▸ Short task: Go through the records and extract every line with the word "this".

▸ Data rows:

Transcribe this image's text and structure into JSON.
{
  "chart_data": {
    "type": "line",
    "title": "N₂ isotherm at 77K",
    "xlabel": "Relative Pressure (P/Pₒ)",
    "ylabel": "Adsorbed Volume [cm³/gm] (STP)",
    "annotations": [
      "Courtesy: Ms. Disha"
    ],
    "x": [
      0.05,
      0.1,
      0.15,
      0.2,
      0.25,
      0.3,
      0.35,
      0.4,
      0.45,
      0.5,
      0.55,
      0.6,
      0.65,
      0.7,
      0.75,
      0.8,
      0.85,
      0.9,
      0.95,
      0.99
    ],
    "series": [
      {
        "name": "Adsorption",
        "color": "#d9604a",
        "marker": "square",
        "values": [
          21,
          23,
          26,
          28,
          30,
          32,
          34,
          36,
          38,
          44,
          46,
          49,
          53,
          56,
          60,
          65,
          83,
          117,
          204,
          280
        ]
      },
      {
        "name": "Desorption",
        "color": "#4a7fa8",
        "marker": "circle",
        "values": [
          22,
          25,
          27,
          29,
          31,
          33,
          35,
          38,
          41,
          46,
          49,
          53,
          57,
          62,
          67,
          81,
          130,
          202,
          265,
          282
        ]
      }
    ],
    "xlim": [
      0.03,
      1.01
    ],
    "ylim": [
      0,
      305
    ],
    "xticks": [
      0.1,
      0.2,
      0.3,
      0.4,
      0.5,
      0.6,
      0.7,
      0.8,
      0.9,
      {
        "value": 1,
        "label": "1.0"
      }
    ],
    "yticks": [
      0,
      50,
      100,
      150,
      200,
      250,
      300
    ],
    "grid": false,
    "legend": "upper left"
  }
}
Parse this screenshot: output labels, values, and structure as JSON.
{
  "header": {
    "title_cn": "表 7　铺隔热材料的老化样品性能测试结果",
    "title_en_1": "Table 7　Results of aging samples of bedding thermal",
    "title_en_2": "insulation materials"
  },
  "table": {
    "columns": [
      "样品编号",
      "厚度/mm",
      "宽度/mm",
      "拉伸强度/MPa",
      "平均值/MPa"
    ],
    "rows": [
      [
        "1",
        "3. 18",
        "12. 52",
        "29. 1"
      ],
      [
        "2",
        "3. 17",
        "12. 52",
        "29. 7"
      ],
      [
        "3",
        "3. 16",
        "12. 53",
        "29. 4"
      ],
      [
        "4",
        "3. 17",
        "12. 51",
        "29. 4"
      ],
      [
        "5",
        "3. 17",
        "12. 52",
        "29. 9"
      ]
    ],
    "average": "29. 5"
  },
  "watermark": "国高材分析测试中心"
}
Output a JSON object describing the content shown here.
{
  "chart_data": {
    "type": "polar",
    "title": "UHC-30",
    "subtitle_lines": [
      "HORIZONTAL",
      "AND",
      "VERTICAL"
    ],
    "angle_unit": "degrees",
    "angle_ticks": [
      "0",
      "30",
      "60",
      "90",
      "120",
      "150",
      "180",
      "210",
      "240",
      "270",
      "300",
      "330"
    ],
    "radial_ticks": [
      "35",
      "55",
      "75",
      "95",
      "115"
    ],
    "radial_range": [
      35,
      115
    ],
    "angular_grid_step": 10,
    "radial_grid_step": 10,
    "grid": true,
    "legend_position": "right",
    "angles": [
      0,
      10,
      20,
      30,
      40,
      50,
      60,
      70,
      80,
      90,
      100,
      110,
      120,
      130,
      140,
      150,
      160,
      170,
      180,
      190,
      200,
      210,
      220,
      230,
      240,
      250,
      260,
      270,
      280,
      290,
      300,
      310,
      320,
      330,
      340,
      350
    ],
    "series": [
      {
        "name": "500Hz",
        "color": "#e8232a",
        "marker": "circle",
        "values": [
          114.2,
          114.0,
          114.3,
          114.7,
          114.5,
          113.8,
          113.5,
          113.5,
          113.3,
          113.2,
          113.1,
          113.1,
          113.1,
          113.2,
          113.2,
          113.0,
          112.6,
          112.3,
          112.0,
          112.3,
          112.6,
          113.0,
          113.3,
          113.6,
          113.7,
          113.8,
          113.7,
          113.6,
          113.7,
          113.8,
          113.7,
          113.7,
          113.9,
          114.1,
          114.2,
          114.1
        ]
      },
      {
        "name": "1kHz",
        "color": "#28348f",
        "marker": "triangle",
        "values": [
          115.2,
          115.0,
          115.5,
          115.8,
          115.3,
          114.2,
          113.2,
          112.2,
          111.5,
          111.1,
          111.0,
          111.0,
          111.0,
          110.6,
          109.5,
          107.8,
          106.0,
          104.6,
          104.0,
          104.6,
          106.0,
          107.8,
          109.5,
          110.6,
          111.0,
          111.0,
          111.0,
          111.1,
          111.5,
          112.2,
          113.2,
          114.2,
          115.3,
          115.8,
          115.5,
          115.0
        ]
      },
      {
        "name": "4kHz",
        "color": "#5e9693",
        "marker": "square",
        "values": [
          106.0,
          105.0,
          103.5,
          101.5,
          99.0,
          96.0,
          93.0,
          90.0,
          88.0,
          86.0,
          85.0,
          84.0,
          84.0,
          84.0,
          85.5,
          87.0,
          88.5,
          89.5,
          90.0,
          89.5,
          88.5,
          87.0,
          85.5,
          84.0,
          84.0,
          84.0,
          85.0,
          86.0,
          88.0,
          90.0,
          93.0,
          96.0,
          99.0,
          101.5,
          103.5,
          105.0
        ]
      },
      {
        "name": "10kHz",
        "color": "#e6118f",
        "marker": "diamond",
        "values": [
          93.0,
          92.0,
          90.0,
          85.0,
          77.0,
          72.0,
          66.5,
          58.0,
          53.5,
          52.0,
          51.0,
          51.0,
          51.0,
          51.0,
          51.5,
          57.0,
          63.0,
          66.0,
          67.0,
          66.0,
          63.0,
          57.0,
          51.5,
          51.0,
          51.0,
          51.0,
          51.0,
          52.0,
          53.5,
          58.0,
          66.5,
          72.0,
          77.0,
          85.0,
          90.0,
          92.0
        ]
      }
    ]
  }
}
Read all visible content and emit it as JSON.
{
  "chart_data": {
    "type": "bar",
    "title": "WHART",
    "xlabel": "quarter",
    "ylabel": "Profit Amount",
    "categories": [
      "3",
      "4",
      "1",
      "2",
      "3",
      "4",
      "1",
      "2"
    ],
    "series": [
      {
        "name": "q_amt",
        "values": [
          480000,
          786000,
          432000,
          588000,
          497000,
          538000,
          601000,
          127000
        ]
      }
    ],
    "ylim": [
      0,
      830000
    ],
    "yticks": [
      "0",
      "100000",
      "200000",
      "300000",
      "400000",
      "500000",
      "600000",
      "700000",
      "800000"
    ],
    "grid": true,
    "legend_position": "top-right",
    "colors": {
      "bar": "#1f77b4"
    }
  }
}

▸ Problem solution:
Transcribe this image's text and structure into JSON.
Parse this screenshot: output labels, values, and structure as JSON.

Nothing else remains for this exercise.